─── Supplied data ───
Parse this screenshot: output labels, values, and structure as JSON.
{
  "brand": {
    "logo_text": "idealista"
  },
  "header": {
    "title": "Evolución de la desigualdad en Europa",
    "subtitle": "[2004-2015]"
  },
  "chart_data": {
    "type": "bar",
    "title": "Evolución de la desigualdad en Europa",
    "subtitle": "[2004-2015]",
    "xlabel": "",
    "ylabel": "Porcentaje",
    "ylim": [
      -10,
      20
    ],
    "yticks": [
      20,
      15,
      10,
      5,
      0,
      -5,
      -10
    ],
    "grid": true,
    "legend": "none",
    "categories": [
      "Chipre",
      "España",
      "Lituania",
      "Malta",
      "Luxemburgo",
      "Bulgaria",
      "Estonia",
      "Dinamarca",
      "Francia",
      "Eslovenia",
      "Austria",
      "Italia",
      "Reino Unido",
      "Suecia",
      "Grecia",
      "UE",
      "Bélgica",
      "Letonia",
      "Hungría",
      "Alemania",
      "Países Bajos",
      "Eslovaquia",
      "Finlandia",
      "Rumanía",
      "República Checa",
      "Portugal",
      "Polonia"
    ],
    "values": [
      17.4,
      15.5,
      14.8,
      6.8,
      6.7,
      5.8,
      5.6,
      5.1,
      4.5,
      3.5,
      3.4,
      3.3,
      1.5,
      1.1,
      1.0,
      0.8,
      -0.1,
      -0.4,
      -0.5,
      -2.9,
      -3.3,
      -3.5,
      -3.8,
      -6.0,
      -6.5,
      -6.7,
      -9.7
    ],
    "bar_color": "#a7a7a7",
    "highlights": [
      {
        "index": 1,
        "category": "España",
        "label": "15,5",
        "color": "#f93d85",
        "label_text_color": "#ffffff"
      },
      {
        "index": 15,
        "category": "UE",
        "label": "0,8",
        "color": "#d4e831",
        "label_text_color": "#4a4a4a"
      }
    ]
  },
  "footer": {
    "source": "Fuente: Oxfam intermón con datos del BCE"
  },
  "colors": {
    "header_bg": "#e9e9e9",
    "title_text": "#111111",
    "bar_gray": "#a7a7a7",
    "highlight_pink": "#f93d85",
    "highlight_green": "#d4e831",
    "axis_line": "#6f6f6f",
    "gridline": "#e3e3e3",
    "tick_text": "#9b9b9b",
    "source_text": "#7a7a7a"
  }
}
───
(What is asked)
Reproduce the whole listing word for word.

(Written response)
Parse this screenshot: output labels, values, and structure as JSON.
{
  "brand": {
    "logo_text": "idealista"
  },
  "header": {
    "title": "Evolución de la desigualdad en Europa",
    "subtitle": "[2004-2015]"
  },
  "chart_data": {
    "type": "bar",
    "title": "Evolución de la desigualdad en Europa",
    "subtitle": "[2004-2015]",
    "xlabel": "",
    "ylabel": "Porcentaje",
    "ylim": [
      -10,
      20
    ],
    "yticks": [
      20,
      15,
      10,
      5,
      0,
      -5,
      -10
    ],
    "grid": true,
    "legend": "none",
    "categories": [
      "Chipre",
      "España",
      "Lituania",
      "Malta",
      "Luxemburgo",
      "Bulgaria",
      "Estonia",
      "Dinamarca",
      "Francia",
      "Eslovenia",
      "Austria",
      "Italia",
      "Reino Unido",
      "Suecia",
      "Grecia",
      "UE",
      "Bélgica",
      "Letonia",
      "Hungría",
      "Alemania",
      "Países Bajos",
      "Eslovaquia",
      "Finlandia",
      "Rumanía",
      "República Checa",
      "Portugal",
      "Polonia"
    ],
    "values": [
      17.4,
      15.5,
      14.8,
      6.8,
      6.7,
      5.8,
      5.6,
      5.1,
      4.5,
      3.5,
      3.4,
      3.3,
      1.5,
      1.1,
      1.0,
      0.8,
      -0.1,
      -0.4,
      -0.5,
      -2.9,
      -3.3,
      -3.5,
      -3.8,
      -6.0,
      -6.5,
      -6.7,
      -9.7
    ],
    "bar_color": "#a7a7a7",
    "highlights": [
      {
        "index": 1,
        "category": "España",
        "label": "15,5",
        "color": "#f93d85",
        "label_text_color": "#ffffff"
      },
      {
        "index": 15,
        "category": "UE",
        "label": "0,8",
        "color": "#d4e831",
        "label_text_color": "#4a4a4a"
      }
    ]
  },
  "footer": {
    "source": "Fuente: Oxfam intermón con datos del BCE"
  },
  "colors": {
    "header_bg": "#e9e9e9",
    "title_text": "#111111",
    "bar_gray": "#a7a7a7",
    "highlight_pink": "#f93d85",
    "highlight_green": "#d4e831",
    "axis_line": "#6f6f6f",
    "gridline": "#e3e3e3",
    "tick_text": "#9b9b9b",
    "source_text": "#7a7a7a"
  }
}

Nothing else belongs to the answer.